Count every line in the entries that follow where the word "value" appears, then state only the total.

===== Task input =====

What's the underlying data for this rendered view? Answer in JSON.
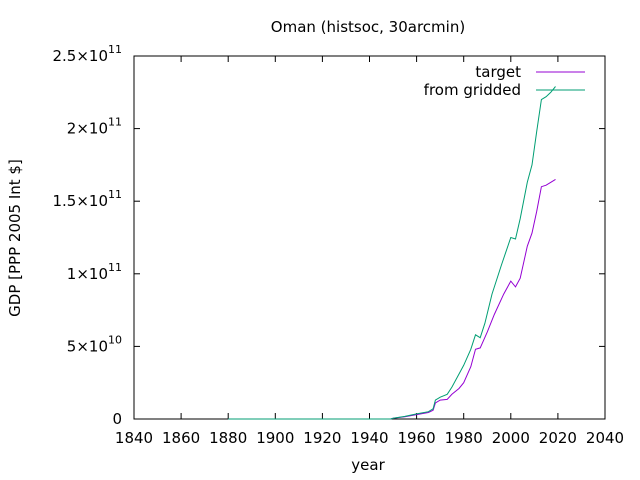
{
  "chart_data": {
    "type": "line",
    "title": "Oman (histsoc, 30arcmin)",
    "xlabel": "year",
    "ylabel": "GDP [PPP 2005 Int $]",
    "xlim": [
      1840,
      2040
    ],
    "ylim": [
      0,
      250000000000
    ],
    "x_ticks": [
      1840,
      1860,
      1880,
      1900,
      1920,
      1940,
      1960,
      1980,
      2000,
      2020,
      2040
    ],
    "x_tick_labels": [
      "1840",
      "1860",
      "1880",
      "1900",
      "1920",
      "1940",
      "1960",
      "1980",
      "2000",
      "2020",
      "2040"
    ],
    "y_ticks": [
      {
        "value": 0,
        "mantissa": "0",
        "exponent": ""
      },
      {
        "value": 50000000000,
        "mantissa": "5×10",
        "exponent": "10"
      },
      {
        "value": 100000000000,
        "mantissa": "1×10",
        "exponent": "11"
      },
      {
        "value": 150000000000,
        "mantissa": "1.5×10",
        "exponent": "11"
      },
      {
        "value": 200000000000,
        "mantissa": "2×10",
        "exponent": "11"
      },
      {
        "value": 250000000000,
        "mantissa": "2.5×10",
        "exponent": "11"
      }
    ],
    "grid": false,
    "legend_position": "top-right",
    "series": [
      {
        "name": "target",
        "color": "#9400d3",
        "points": [
          [
            1880,
            0
          ],
          [
            1900,
            0
          ],
          [
            1920,
            0
          ],
          [
            1940,
            0
          ],
          [
            1949,
            0
          ],
          [
            1950,
            500000000
          ],
          [
            1955,
            1500000000
          ],
          [
            1960,
            3000000000
          ],
          [
            1965,
            4500000000
          ],
          [
            1967,
            6000000000
          ],
          [
            1968,
            11000000000
          ],
          [
            1970,
            13000000000
          ],
          [
            1973,
            13500000000
          ],
          [
            1975,
            17000000000
          ],
          [
            1978,
            21000000000
          ],
          [
            1980,
            25000000000
          ],
          [
            1983,
            36000000000
          ],
          [
            1985,
            48000000000
          ],
          [
            1987,
            49000000000
          ],
          [
            1990,
            60000000000
          ],
          [
            1993,
            72000000000
          ],
          [
            1997,
            86000000000
          ],
          [
            2000,
            95000000000
          ],
          [
            2002,
            91000000000
          ],
          [
            2004,
            97000000000
          ],
          [
            2007,
            119000000000
          ],
          [
            2009,
            128000000000
          ],
          [
            2011,
            143000000000
          ],
          [
            2013,
            160000000000
          ],
          [
            2015,
            161000000000
          ],
          [
            2017,
            163000000000
          ],
          [
            2019,
            165000000000
          ]
        ]
      },
      {
        "name": "from gridded",
        "color": "#009e73",
        "points": [
          [
            1880,
            0
          ],
          [
            1900,
            0
          ],
          [
            1920,
            0
          ],
          [
            1940,
            0
          ],
          [
            1949,
            0
          ],
          [
            1950,
            500000000
          ],
          [
            1955,
            1800000000
          ],
          [
            1960,
            3500000000
          ],
          [
            1965,
            5000000000
          ],
          [
            1967,
            7000000000
          ],
          [
            1968,
            13000000000
          ],
          [
            1970,
            15000000000
          ],
          [
            1973,
            17000000000
          ],
          [
            1975,
            22000000000
          ],
          [
            1978,
            31000000000
          ],
          [
            1980,
            37000000000
          ],
          [
            1983,
            48000000000
          ],
          [
            1985,
            58000000000
          ],
          [
            1987,
            56000000000
          ],
          [
            1989,
            66000000000
          ],
          [
            1992,
            86000000000
          ],
          [
            1996,
            106000000000
          ],
          [
            2000,
            125000000000
          ],
          [
            2002,
            124000000000
          ],
          [
            2004,
            138000000000
          ],
          [
            2007,
            163000000000
          ],
          [
            2009,
            175000000000
          ],
          [
            2011,
            198000000000
          ],
          [
            2013,
            220000000000
          ],
          [
            2015,
            222000000000
          ],
          [
            2017,
            225000000000
          ],
          [
            2019,
            229000000000
          ]
        ]
      }
    ]
  }
}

=====

Full solution -> 6